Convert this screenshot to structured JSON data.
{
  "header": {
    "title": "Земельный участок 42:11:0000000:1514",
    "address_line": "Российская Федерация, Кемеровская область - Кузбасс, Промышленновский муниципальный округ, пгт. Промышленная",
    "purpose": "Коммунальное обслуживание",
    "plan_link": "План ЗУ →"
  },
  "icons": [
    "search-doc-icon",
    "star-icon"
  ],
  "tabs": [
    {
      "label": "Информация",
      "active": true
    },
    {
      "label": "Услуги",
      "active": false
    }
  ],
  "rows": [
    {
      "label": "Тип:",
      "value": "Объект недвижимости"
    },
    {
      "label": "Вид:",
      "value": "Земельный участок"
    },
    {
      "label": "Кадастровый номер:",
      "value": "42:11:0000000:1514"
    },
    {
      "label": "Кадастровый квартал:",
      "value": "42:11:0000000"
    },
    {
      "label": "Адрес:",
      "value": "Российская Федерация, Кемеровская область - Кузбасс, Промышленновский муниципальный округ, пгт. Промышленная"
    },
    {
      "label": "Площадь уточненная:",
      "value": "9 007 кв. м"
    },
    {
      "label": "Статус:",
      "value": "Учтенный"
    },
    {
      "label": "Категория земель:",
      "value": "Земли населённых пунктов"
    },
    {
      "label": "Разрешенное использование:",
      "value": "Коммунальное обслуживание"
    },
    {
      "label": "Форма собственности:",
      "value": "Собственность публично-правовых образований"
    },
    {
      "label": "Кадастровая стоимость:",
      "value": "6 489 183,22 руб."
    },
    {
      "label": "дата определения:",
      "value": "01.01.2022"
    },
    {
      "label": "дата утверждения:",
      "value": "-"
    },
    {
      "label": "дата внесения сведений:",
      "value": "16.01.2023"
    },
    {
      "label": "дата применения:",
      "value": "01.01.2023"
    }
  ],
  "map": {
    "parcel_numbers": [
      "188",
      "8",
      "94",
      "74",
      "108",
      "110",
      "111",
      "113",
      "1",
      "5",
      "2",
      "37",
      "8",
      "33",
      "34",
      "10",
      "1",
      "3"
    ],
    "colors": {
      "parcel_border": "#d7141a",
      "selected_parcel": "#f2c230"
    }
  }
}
*-*-*
» EXERCISE OBJECTIVE
Copy out the data shown above without altering anything.

» RESULT OF THE EXERCISE
Convert this screenshot to structured JSON data.
{
  "header": {
    "title": "Земельный участок 42:11:0000000:1514",
    "address_line": "Российская Федерация, Кемеровская область - Кузбасс, Промышленновский муниципальный округ, пгт. Промышленная",
    "purpose": "Коммунальное обслуживание",
    "plan_link": "План ЗУ →"
  },
  "icons": [
    "search-doc-icon",
    "star-icon"
  ],
  "tabs": [
    {
      "label": "Информация",
      "active": true
    },
    {
      "label": "Услуги",
      "active": false
    }
  ],
  "rows": [
    {
      "label": "Тип:",
      "value": "Объект недвижимости"
    },
    {
      "label": "Вид:",
      "value": "Земельный участок"
    },
    {
      "label": "Кадастровый номер:",
      "value": "42:11:0000000:1514"
    },
    {
      "label": "Кадастровый квартал:",
      "value": "42:11:0000000"
    },
    {
      "label": "Адрес:",
      "value": "Российская Федерация, Кемеровская область - Кузбасс, Промышленновский муниципальный округ, пгт. Промышленная"
    },
    {
      "label": "Площадь уточненная:",
      "value": "9 007 кв. м"
    },
    {
      "label": "Статус:",
      "value": "Учтенный"
    },
    {
      "label": "Категория земель:",
      "value": "Земли населённых пунктов"
    },
    {
      "label": "Разрешенное использование:",
      "value": "Коммунальное обслуживание"
    },
    {
      "label": "Форма собственности:",
      "value": "Собственность публично-правовых образований"
    },
    {
      "label": "Кадастровая стоимость:",
      "value": "6 489 183,22 руб."
    },
    {
      "label": "дата определения:",
      "value": "01.01.2022"
    },
    {
      "label": "дата утверждения:",
      "value": "-"
    },
    {
      "label": "дата внесения сведений:",
      "value": "16.01.2023"
    },
    {
      "label": "дата применения:",
      "value": "01.01.2023"
    }
  ],
  "map": {
    "parcel_numbers": [
      "188",
      "8",
      "94",
      "74",
      "108",
      "110",
      "111",
      "113",
      "1",
      "5",
      "2",
      "37",
      "8",
      "33",
      "34",
      "10",
      "1",
      "3"
    ],
    "colors": {
      "parcel_border": "#d7141a",
      "selected_parcel": "#f2c230"
    }
  }
}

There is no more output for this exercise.